Reading passage:
□ □ □ □ □ □ □
# Installation
CNGI documentation is located here:
[https://cngi-prototype.readthedocs.io/en/latest/index.html](https://cngi-prototype.readthedocs.io/en/latest/index.html)

Google Colab requires specific older versions of some packages such as Pandas and Dask, so we will install CNGI without its normal dependencies and then manually install each dependency afterwards.

Normally, you would want to leave out the --no-dependencies option

In [2]:
import os, time

start = time.time()
print("installing cngi (takes a few minutes)...")
os.system("apt-get install libgfortran3")
os.system("pip install --extra-index-url https://casa-pip.nrao.edu/repository/pypi-group/simple casatools")
os.system("pip install cngi-prototype==0.0.8 --no-dependencies")
os.system("pip install --upgrade dask")
□ □ □ □ □ □ □
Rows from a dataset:
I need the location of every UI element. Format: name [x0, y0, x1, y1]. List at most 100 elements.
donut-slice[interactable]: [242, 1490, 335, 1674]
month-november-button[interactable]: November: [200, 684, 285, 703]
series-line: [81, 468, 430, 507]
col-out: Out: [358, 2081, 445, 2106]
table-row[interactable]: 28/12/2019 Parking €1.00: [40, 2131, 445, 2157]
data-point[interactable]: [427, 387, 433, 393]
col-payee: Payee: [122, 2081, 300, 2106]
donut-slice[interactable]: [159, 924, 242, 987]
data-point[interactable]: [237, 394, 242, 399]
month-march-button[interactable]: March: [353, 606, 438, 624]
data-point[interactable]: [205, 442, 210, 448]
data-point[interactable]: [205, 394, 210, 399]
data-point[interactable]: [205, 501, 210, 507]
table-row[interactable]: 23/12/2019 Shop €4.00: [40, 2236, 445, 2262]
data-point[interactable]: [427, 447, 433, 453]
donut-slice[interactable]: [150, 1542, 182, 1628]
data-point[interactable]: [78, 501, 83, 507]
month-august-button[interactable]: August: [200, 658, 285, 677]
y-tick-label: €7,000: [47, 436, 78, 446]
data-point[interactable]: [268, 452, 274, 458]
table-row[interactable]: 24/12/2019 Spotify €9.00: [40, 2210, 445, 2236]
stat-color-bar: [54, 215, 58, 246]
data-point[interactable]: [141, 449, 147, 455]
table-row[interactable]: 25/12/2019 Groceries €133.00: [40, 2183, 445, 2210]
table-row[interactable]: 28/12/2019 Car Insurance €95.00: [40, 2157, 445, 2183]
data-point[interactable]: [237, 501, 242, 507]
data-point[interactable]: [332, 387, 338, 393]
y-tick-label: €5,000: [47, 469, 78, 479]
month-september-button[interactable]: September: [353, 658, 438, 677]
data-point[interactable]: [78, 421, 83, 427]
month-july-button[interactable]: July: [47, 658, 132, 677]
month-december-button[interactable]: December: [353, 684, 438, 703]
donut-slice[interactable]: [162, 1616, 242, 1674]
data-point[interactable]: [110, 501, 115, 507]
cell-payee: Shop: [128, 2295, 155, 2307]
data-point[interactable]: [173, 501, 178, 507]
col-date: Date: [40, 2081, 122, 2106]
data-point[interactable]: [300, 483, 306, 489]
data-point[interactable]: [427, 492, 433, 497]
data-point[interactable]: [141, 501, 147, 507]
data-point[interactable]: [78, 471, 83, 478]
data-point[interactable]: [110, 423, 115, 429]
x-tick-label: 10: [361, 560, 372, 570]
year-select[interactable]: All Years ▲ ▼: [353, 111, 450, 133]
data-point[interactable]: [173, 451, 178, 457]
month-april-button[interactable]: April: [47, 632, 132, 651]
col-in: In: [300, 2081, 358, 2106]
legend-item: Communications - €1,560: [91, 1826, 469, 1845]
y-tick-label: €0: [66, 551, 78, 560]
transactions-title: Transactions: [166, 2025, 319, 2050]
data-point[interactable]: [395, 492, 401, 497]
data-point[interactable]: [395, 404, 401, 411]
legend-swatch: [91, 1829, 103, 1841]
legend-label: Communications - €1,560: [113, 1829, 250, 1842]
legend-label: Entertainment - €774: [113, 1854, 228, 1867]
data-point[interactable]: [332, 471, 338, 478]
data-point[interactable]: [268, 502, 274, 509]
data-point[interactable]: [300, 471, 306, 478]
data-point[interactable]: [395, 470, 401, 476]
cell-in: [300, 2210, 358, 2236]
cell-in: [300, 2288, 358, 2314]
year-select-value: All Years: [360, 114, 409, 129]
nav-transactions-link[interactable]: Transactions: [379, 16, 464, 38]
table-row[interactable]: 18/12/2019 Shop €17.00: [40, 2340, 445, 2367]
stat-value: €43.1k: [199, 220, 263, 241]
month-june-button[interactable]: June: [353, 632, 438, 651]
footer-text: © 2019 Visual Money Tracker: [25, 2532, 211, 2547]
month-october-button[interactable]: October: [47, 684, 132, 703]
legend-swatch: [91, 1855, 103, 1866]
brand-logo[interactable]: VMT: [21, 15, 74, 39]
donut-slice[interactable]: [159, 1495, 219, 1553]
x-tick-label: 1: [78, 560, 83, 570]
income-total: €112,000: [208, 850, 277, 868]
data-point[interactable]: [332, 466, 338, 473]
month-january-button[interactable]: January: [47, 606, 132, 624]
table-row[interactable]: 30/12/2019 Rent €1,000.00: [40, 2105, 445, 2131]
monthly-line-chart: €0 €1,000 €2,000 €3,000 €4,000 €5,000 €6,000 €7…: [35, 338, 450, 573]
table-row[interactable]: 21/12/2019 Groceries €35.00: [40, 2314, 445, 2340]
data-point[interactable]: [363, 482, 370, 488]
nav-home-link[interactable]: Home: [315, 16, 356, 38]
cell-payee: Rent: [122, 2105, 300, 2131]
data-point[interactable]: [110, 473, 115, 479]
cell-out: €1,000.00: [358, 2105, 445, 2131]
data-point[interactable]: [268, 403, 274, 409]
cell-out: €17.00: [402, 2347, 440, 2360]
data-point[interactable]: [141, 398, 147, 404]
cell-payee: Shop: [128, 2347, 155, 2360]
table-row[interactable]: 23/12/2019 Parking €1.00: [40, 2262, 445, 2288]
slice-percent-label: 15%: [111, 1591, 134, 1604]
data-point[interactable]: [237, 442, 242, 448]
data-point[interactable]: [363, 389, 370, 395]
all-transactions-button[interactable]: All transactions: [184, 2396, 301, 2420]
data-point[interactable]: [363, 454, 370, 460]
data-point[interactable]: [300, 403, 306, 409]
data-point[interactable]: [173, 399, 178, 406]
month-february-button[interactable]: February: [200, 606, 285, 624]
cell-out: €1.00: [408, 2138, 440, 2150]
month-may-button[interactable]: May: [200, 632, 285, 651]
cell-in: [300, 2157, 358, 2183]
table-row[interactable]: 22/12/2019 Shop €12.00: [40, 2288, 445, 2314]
□ □ □ □ □ □ □
Problem set:
A) Can you copy the part of the CNGI installation notes that opens with the words containing "# Installation" and closes with "each dependency afterwards."?
B) Will you proceed with the CNGI installation notes, picking up right after the last line shown?
Nothing in the data is needed here.

Expected answers:
A)
# Installation
CNGI documentation is located here:
[https://cngi-prototype.readthedocs.io/en/latest/index.html](https://cngi-prototype.readthedocs.io/en/latest/index.html)

Google Colab requires specific older versions of some packages such as Pandas and Dask, so we will install CNGI without its normal dependencies and then manually install each dependency afterwards.

B)
os.system("pip install --upgrade xarray")

elapsed = round(time.time()-start)
print(f'Finished installing after {elapsed} seconds')

print("downloading MeasurementSet from CASAguide First Look at Imaging...")
os.system("wget https://bulk.cv.nrao.edu/almadata/public/working/sis14_twhya_calibrated_flagged.ms.tar")
os.system("tar -xvf sis14_twhya_calibrated_flagged.ms.tar")
elapsed = round(time.time()-start)
print(f'Finished downloading after {elapsed} seconds')
print('complete')

installing cngi (takes a few minutes)...
Finished installing after 10 seconds
downloading MeasurementSet from CASAguide First Look at Imaging...
Finished downloading after 69 seconds
complete


# Initialize the Processing Environment
Colab [does not support](https://github.com/googlecolab/colabtools/issues/569) websocket connections between client and kernel, so scheduler status dashboard is inaccessible.
Possible to work around using ngrok?

In [3]:
from cngi.direct import InitializeFramework
client = InitializeFramework(workers=2,memory='6GB',processes=False)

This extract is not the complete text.